Instruction: Of the lines listed below, how many contain the string "EmployeeID"? Answer with the number alone.

Input material:

^^^^^^^^

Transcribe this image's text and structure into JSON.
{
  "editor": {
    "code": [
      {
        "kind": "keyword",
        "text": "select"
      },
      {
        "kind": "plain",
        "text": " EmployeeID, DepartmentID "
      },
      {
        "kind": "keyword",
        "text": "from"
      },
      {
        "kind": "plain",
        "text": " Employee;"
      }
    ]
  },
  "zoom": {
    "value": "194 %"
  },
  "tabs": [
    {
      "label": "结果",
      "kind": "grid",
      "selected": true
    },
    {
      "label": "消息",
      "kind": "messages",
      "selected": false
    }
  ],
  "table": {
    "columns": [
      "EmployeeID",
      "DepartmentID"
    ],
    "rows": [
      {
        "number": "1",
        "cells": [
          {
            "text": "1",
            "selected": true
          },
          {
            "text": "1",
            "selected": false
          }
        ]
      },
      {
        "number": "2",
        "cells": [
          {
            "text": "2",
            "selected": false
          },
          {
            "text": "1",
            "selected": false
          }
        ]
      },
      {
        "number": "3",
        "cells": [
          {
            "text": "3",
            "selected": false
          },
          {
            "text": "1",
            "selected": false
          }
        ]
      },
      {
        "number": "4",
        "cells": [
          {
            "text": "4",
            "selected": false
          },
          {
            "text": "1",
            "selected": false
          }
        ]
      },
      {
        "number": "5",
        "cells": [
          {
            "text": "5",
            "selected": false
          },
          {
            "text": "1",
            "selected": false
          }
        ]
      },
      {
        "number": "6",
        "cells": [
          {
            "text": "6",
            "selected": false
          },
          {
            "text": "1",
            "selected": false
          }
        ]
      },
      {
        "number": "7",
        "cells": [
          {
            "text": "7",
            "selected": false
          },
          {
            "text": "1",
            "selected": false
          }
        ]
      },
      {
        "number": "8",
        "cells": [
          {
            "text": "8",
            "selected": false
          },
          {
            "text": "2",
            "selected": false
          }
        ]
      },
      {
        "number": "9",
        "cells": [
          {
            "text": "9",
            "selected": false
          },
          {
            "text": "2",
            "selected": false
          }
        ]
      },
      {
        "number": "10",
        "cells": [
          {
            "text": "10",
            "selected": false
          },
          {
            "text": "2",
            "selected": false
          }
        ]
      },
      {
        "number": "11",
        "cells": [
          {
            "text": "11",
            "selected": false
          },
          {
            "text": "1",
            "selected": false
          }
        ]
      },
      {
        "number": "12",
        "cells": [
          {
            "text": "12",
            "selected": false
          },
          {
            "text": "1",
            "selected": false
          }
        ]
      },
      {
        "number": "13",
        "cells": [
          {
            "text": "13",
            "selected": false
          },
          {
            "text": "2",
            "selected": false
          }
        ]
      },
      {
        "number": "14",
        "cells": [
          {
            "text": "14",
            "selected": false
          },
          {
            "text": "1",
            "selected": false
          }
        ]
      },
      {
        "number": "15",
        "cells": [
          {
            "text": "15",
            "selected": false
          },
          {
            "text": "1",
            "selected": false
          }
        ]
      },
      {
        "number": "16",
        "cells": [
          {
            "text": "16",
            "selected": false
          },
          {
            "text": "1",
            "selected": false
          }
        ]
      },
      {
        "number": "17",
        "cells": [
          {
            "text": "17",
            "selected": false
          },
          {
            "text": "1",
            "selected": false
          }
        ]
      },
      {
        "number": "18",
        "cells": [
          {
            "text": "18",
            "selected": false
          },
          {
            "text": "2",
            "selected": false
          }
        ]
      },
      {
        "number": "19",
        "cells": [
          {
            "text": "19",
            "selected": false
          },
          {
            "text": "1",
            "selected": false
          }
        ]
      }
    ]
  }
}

^^^^^^^^

Solved problem: 2